THE INPUT:

+++++

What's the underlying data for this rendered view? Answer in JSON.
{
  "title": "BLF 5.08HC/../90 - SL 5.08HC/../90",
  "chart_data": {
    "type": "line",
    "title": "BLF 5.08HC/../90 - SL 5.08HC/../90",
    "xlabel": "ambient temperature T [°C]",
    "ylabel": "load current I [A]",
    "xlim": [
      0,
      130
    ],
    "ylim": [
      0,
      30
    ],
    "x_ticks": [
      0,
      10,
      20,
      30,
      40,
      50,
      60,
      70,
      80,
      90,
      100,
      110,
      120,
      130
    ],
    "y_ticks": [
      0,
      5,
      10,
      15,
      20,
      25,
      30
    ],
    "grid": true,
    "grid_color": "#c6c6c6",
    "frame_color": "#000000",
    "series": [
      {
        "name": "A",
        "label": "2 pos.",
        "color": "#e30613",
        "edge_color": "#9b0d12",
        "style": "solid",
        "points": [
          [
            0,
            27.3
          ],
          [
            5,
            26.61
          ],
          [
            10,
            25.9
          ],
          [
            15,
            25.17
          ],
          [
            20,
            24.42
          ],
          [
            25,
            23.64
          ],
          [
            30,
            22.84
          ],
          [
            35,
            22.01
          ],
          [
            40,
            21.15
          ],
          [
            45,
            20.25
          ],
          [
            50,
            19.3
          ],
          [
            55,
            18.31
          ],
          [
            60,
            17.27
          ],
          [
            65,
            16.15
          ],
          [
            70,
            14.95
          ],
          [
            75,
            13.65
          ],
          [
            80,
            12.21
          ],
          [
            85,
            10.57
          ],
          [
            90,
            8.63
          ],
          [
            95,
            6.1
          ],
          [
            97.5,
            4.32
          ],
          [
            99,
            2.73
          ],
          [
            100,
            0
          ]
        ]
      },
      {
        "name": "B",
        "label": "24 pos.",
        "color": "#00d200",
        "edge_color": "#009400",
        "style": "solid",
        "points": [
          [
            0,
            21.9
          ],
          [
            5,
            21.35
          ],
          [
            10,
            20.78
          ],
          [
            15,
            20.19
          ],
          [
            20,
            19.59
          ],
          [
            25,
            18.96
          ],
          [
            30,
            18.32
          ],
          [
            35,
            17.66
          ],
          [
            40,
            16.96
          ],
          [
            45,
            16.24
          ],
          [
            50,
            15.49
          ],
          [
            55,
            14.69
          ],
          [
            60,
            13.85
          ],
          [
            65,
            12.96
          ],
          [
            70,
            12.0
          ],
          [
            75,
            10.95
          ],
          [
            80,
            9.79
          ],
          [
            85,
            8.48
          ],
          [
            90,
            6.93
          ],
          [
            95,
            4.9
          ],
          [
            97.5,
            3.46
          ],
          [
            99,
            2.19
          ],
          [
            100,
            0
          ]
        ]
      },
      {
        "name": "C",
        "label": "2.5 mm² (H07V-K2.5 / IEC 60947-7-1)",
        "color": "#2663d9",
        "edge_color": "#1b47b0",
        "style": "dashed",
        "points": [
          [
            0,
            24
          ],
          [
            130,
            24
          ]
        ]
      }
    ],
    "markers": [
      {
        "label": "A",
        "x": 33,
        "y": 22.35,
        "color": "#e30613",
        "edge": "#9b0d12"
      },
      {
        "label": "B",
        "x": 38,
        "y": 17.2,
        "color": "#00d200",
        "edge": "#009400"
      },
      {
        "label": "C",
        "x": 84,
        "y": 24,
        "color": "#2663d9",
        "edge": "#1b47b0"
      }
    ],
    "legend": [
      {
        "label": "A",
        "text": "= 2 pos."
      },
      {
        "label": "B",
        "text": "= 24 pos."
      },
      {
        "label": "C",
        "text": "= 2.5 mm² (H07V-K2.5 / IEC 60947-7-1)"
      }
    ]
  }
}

+++++

GOAL OF THE EXERCISE:
Copy out all of the lines above exactly.

RESULT OF THIS TASK:
What's the underlying data for this rendered view? Answer in JSON.
{
  "title": "BLF 5.08HC/../90 - SL 5.08HC/../90",
  "chart_data": {
    "type": "line",
    "title": "BLF 5.08HC/../90 - SL 5.08HC/../90",
    "xlabel": "ambient temperature T [°C]",
    "ylabel": "load current I [A]",
    "xlim": [
      0,
      130
    ],
    "ylim": [
      0,
      30
    ],
    "x_ticks": [
      0,
      10,
      20,
      30,
      40,
      50,
      60,
      70,
      80,
      90,
      100,
      110,
      120,
      130
    ],
    "y_ticks": [
      0,
      5,
      10,
      15,
      20,
      25,
      30
    ],
    "grid": true,
    "grid_color": "#c6c6c6",
    "frame_color": "#000000",
    "series": [
      {
        "name": "A",
        "label": "2 pos.",
        "color": "#e30613",
        "edge_color": "#9b0d12",
        "style": "solid",
        "points": [
          [
            0,
            27.3
          ],
          [
            5,
            26.61
          ],
          [
            10,
            25.9
          ],
          [
            15,
            25.17
          ],
          [
            20,
            24.42
          ],
          [
            25,
            23.64
          ],
          [
            30,
            22.84
          ],
          [
            35,
            22.01
          ],
          [
            40,
            21.15
          ],
          [
            45,
            20.25
          ],
          [
            50,
            19.3
          ],
          [
            55,
            18.31
          ],
          [
            60,
            17.27
          ],
          [
            65,
            16.15
          ],
          [
            70,
            14.95
          ],
          [
            75,
            13.65
          ],
          [
            80,
            12.21
          ],
          [
            85,
            10.57
          ],
          [
            90,
            8.63
          ],
          [
            95,
            6.1
          ],
          [
            97.5,
            4.32
          ],
          [
            99,
            2.73
          ],
          [
            100,
            0
          ]
        ]
      },
      {
        "name": "B",
        "label": "24 pos.",
        "color": "#00d200",
        "edge_color": "#009400",
        "style": "solid",
        "points": [
          [
            0,
            21.9
          ],
          [
            5,
            21.35
          ],
          [
            10,
            20.78
          ],
          [
            15,
            20.19
          ],
          [
            20,
            19.59
          ],
          [
            25,
            18.96
          ],
          [
            30,
            18.32
          ],
          [
            35,
            17.66
          ],
          [
            40,
            16.96
          ],
          [
            45,
            16.24
          ],
          [
            50,
            15.49
          ],
          [
            55,
            14.69
          ],
          [
            60,
            13.85
          ],
          [
            65,
            12.96
          ],
          [
            70,
            12.0
          ],
          [
            75,
            10.95
          ],
          [
            80,
            9.79
          ],
          [
            85,
            8.48
          ],
          [
            90,
            6.93
          ],
          [
            95,
            4.9
          ],
          [
            97.5,
            3.46
          ],
          [
            99,
            2.19
          ],
          [
            100,
            0
          ]
        ]
      },
      {
        "name": "C",
        "label": "2.5 mm² (H07V-K2.5 / IEC 60947-7-1)",
        "color": "#2663d9",
        "edge_color": "#1b47b0",
        "style": "dashed",
        "points": [
          [
            0,
            24
          ],
          [
            130,
            24
          ]
        ]
      }
    ],
    "markers": [
      {
        "label": "A",
        "x": 33,
        "y": 22.35,
        "color": "#e30613",
        "edge": "#9b0d12"
      },
      {
        "label": "B",
        "x": 38,
        "y": 17.2,
        "color": "#00d200",
        "edge": "#009400"
      },
      {
        "label": "C",
        "x": 84,
        "y": 24,
        "color": "#2663d9",
        "edge": "#1b47b0"
      }
    ],
    "legend": [
      {
        "label": "A",
        "text": "= 2 pos."
      },
      {
        "label": "B",
        "text": "= 24 pos."
      },
      {
        "label": "C",
        "text": "= 2.5 mm² (H07V-K2.5 / IEC 60947-7-1)"
      }
    ]
  }
}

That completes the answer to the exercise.